#### Problem to solve
Gather each line of the records where "Reserve" appears.
***** Information given
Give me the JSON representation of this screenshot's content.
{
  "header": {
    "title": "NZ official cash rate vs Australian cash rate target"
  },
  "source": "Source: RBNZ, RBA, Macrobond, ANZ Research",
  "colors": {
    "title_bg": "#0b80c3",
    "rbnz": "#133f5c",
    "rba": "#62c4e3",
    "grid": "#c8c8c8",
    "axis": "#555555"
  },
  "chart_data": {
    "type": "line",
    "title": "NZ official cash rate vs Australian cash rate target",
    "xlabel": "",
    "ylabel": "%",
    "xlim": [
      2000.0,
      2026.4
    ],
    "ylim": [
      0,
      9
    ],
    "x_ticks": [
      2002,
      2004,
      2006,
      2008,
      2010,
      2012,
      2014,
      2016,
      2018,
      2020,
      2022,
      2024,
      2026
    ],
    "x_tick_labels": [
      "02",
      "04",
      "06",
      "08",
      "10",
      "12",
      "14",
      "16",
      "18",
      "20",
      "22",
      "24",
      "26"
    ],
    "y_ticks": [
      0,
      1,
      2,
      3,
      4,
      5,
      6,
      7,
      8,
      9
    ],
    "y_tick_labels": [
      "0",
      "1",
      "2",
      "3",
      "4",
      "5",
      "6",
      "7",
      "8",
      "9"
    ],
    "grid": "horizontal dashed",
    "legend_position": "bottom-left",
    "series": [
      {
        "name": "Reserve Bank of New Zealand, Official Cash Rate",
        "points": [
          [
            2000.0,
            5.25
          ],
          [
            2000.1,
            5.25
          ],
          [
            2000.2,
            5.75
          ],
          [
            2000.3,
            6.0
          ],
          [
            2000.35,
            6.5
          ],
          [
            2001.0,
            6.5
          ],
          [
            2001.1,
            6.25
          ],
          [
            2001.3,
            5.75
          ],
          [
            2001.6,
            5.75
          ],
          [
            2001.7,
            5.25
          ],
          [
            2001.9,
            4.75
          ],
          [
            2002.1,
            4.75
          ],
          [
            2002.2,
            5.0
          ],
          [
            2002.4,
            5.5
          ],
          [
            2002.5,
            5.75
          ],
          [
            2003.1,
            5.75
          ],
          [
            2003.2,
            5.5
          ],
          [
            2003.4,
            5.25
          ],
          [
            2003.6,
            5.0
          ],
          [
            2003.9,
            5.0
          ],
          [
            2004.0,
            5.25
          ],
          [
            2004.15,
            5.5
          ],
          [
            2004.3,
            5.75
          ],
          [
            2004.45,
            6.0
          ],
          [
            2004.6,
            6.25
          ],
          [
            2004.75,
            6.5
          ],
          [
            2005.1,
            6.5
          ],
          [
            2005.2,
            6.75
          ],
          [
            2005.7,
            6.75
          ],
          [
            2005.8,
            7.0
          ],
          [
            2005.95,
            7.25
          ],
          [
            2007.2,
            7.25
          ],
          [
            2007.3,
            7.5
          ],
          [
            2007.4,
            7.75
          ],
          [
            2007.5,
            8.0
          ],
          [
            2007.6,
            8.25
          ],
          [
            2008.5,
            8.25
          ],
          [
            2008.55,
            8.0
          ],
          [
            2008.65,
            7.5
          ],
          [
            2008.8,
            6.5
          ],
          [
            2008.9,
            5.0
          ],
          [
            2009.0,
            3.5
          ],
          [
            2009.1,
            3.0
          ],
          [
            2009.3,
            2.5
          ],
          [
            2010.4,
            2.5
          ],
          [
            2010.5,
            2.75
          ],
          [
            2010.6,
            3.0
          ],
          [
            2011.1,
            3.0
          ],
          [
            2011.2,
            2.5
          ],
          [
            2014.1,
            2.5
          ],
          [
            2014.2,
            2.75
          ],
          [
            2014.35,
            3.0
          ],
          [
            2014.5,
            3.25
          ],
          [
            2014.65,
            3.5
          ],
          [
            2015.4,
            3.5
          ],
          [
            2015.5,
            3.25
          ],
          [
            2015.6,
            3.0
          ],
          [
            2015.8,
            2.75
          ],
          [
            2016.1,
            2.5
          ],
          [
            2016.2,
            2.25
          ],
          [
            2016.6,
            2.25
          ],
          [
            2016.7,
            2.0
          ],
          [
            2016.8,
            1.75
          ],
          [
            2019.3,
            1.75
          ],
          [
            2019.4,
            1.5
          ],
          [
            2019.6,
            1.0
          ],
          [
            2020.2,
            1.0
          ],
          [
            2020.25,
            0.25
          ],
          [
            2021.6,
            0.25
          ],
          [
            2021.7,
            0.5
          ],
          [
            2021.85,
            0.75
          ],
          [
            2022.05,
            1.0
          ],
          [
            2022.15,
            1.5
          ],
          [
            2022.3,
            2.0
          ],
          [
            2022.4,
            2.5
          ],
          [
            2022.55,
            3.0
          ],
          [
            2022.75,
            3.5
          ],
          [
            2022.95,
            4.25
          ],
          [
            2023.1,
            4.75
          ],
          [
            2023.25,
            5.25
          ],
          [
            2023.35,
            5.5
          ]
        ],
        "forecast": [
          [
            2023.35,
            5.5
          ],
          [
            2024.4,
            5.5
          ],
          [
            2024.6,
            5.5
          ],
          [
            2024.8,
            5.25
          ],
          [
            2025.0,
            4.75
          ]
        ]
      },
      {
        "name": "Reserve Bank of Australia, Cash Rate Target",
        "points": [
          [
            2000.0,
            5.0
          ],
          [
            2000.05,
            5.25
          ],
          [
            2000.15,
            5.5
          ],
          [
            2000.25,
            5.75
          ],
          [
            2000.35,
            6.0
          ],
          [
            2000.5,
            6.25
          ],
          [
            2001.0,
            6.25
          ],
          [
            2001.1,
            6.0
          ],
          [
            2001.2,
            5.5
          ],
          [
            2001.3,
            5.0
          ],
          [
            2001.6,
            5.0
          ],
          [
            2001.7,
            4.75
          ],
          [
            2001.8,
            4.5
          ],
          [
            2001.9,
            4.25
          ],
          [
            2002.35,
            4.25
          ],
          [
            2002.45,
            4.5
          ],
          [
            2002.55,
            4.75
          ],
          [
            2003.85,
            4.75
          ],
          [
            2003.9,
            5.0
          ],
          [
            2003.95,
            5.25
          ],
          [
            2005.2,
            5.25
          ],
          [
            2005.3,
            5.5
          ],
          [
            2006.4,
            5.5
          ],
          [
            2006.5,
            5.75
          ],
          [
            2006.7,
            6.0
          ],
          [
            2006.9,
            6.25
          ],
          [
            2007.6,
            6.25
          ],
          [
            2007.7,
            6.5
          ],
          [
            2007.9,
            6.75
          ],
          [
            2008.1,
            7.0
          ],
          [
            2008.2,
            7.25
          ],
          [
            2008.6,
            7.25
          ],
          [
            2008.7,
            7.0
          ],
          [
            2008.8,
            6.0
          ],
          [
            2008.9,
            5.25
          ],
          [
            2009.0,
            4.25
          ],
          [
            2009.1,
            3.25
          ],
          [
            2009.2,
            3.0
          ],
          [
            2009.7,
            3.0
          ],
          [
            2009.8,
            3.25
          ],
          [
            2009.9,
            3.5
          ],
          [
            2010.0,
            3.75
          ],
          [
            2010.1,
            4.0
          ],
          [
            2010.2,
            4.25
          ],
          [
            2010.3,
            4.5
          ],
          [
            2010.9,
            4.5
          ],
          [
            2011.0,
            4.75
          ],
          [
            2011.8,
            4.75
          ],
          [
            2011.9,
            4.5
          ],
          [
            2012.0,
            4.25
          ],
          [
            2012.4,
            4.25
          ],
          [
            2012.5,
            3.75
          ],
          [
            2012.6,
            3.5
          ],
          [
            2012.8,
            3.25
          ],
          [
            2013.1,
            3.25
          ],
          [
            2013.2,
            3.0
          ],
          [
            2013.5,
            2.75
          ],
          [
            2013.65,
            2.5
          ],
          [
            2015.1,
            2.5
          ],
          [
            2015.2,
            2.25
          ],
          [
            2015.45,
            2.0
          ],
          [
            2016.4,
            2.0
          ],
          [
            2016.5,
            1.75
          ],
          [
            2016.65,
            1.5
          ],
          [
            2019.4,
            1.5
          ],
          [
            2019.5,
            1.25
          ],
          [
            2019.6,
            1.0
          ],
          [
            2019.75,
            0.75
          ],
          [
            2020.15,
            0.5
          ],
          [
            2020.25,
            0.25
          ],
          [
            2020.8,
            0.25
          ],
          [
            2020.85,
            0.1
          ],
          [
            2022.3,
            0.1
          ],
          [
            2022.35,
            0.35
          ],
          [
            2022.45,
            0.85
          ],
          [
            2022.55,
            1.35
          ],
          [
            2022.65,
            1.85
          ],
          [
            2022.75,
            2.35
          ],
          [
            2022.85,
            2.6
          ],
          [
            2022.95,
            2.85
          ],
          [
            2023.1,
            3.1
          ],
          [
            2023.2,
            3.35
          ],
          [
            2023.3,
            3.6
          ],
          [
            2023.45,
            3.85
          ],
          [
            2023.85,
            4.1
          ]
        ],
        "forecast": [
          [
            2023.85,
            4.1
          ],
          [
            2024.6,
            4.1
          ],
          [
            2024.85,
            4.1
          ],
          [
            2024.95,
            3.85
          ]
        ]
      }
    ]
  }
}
**********
#### Written answer
        "name": "Reserve Bank of New Zealand, Official Cash Rate",
        "name": "Reserve Bank of Australia, Cash Rate Target",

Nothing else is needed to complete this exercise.